* Textauszug
+ + + + +
15.30 Uhr: Jetzt ist erst mal Schluss mit fahren. Wir überqueren zu Fuß einen Felssturz. Mit dem Bike geht esrt mal gar nichts. Nach 5 Minuten ist der Spuk vorbei, der Weg wird besser.

im groben Geröll

16.00 Uhr: Wir erreichen eine Hütte. Der Trail hierher war extrem anspruchsvoll und kraftraubend. Steile Schlüsselstellen, enge Kehren und dazu immer wieder unberechenbarer loser Untergrund. Ein Gelände für echte Künstler und Artisten. Das Licht ist grandios, schräg von hinten. Die karge Felslandschaft ist bizarr schön.

ansprchsvolles Terrain

16.15 Uhr: Wir tauchen bei 2250 Metern in den Nebel ein. Schlagartig sinkt die Temperatur auf knapp über dem Gefrierpunkt. Der Trail ist jetzt gut fahrbar und macht Spaß

16.30 Uhr: verblocktes Terrain, Wurzeln. Die Federung schluckt ordentlich was weg. Dann sehe ich es blau schimmern. Wir erreichen das Seeufer. Ab hier führt ein breiter Weg bis zum nächsten Tragestück. Gefrierender Nebel, alles ist mit einer Tauschicht überzogen

16.45 Uhr: Beginn Tragestück. 45 min bis zum Pass sind angeschrieben. 300 Höhenmeter gilt es zu überwinden.

Ankunft am Pass

17.30 Uhr: Wir erreichenden den Pass. Der Weg hinauf war matschig, lehmig, glitschig. Dazu der kalte, deprimierende Nebel. Jetzt ist dies aber schlagartig vergessen, wir sind wieder oben in der Sonne. Großes Kino. Schräges Licht, Felstürme, Wind, Nebelfetzen. Die Kaltfront ist da, der Wind hat unter 0°C, lässt den Nebel zu Eis erstarren. Deckung suchen, Jacke an, Mütze auf und schnell weiter. das Navi sagt kanpp 4 km fast ebener Höhenweg bis zum Exit. Jetzt schwappt der Nebel über den Pass, läuft auf der Südseite den Hang hinab wie eine Lawine.

der Nebel kommt

17.50 Uhr: Der Trail geht auf und ab. Der Nebel hat uns eingeholt. Es ist bitter kalt. Die Brille ist beschlagen, die Finger werden kalt, die Felsen rutschig. Noch 3 km bis zum Exit. Dann sumpfige Wiesen, ich versenke mein Bike in einem Schlammloch, stecke drin bis zur Nabe. kann gerade noch abspringen bevor ich mich überschlage. Wir rollen uns vor Lachen. Noch 3 km bis zum Exit

18.10 Uhr: es dämmert, der Nebel wird dichter. Sichtweite knapp 20 m. Der Trail ist ausgesetzt. Links neben uns geht´s ins nichts. Rein in die weiße Suppe. Dann wieder ein Gegenanstieg. Noch 2 km bis zum Exit

18.25 Uhr. Verblockte Felspassage, links Abgrund, Steilstufe? Nein Danke. 1 km bis zum Exit. Es ist nun fast dunkel.
+ + + + +
* Aufgabenstellung
A - In welcher Höhe geht es laut dem Bericht über die Mountainbiketour in den Nebel hinein?
B - Führe den Bericht über die Mountainbiketour nach dem letzten Eintrag weiter.

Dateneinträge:
+ + + + +
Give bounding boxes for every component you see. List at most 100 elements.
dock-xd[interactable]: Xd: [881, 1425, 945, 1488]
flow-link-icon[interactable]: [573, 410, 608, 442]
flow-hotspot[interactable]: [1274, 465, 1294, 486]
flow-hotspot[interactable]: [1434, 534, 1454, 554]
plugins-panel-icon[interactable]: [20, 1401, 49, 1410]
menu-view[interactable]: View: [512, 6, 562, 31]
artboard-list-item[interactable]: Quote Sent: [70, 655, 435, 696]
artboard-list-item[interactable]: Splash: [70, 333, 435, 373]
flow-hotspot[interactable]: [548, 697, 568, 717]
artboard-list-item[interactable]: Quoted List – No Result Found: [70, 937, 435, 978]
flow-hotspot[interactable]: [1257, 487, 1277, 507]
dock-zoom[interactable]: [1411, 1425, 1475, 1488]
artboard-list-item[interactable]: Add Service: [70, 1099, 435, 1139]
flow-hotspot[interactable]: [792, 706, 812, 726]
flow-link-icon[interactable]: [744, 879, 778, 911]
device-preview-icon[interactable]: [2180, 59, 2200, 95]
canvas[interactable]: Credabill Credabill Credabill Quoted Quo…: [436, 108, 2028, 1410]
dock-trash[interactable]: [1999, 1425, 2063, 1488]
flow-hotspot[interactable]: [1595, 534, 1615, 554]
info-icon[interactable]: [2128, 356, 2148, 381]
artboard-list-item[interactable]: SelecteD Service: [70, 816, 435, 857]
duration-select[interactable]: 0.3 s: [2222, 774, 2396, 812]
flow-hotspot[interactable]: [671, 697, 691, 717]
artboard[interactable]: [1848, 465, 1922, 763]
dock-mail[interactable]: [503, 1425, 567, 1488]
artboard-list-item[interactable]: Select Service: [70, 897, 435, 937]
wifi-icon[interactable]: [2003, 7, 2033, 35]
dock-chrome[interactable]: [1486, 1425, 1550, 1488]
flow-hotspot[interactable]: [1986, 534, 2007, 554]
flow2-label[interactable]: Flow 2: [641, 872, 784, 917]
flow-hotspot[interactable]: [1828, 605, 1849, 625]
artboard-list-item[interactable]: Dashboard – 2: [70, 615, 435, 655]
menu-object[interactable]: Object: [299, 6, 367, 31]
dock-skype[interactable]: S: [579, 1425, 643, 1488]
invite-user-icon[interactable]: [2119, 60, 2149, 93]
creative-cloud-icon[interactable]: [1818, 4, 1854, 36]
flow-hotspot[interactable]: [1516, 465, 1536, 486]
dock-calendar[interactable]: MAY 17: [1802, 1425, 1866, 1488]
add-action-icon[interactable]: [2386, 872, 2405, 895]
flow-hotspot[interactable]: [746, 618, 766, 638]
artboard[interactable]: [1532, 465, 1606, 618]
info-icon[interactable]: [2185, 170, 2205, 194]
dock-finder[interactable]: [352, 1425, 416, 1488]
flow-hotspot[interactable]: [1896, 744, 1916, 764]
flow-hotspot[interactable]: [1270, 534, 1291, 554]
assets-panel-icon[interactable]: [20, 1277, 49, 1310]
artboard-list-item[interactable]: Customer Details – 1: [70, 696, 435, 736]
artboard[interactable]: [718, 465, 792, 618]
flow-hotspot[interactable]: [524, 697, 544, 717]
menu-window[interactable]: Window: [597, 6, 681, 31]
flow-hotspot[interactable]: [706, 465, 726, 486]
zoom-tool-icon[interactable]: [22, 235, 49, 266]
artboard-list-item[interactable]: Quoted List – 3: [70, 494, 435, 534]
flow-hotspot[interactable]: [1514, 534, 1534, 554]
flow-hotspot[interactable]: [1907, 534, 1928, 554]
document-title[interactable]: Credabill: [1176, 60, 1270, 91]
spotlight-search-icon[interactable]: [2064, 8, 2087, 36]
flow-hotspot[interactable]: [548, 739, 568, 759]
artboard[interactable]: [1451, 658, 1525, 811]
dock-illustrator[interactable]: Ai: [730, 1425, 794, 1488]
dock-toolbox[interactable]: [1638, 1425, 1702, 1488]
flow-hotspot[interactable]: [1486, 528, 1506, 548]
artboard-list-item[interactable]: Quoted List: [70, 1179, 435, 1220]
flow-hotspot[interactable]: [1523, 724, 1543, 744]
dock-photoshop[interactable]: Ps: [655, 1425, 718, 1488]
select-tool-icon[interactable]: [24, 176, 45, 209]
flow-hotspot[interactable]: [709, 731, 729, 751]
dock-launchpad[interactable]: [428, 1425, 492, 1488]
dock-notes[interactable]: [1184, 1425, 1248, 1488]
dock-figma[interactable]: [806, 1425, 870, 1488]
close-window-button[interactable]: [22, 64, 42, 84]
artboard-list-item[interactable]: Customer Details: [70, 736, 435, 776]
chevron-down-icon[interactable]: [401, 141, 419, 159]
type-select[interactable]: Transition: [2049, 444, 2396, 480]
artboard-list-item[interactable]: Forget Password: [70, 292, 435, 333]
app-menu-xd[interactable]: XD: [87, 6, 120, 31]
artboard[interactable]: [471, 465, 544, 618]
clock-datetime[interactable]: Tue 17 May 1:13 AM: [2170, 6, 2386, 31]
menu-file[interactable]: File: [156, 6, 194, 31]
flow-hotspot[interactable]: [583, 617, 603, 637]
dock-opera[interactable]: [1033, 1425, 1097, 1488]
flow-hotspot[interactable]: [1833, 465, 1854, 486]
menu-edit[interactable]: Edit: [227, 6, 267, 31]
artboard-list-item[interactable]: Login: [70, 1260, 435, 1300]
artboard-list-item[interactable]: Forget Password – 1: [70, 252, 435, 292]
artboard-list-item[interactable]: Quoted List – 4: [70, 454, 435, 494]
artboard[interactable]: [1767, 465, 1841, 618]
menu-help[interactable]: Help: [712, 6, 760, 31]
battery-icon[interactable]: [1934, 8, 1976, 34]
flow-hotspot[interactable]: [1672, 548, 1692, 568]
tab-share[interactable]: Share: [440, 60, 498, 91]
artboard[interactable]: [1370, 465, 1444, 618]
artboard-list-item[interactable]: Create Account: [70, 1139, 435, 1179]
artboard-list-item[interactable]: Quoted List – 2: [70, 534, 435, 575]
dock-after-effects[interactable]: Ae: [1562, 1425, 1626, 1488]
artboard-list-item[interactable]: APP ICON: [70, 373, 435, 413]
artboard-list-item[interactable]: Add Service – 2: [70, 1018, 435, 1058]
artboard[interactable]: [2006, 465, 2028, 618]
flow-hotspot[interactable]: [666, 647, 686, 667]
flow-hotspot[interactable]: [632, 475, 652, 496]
+ + + + +
* Ergebnisse je Aufgabe
A - Bei 2250 Metern.

B -
in Nebel

18.45 Uhr: Im letzten Dämmerlicht erreichen wir die Hütte. Hier sind wir heute morgen schon einmal vorbei gekommen. Exit Point erreicht. Alles wird gut. Der Hütenwirt kommt heraus: “Aha, die Verrückten. 12 Jahre ist er jetzt hier oben, aber mit dem Bike ist da noch keiner hoch!” ich weiß es besser, sonst wäre ich nie auf die Idee gekommen. Egal, er ist gut drauf, wünscht und eine gute Fahrt und erzählt, dass er morgen zu macht.

18.50 Uhr: Lampe ist am Lenker montiert. Es beginnt leicht zu regnen. Wir sind ziemlich platt und eigentlich hätten wir jetzt Lust einfach hier zu bleiben und zu übernachten. Aber morgen ist der Winter hier, nein Danke. Und nun? Schotterweg? Erst einmal ja. Also los.

19.00 Uhr: Abzweig Singletrail. Es ist stockfinster. Wir haben Hunger und Durst. Der Nebel ist dicht. Ob es noch regnet oder schon schneit können wir nicht unterscheiden. Die Vernunft siegt: keine Experimente mehr. Wir vernichten die letzten 800 Höhenmeter auf Schotter.

19.30 Uhr: Ankunft am Auto. Tiefgefrohren, hungrig und ausgepowert laden wir die Bikes ein. Wow, was für ein Tag! Kein Platten, kein ernsthafter Sturz. Unvergessliche Eindrücke, ein Gipfel und einen Sonnenbrand, was will man mehr?

19.50 Uhr. Abfahrt.

21.20 Uhr: Rastplatz Aichstetten. Truck Stop. Hier gibt´s ordentliche Portionen zu fairen Preisen. Nach einem Stau bei Dornbirn und einem kurzen Tankstopp haben wir uns das jetzt verdient.

22.50 Uhr: A7, irgendwo bei Ulm. Ich kann nicht mehr!

23.10 Uhr: Endlich runter von der Autobahn. Erst Günter und dann Michael heim bringen.

23.30 Uhr. Endlich daheim. Totmüde falle ich ins Bett.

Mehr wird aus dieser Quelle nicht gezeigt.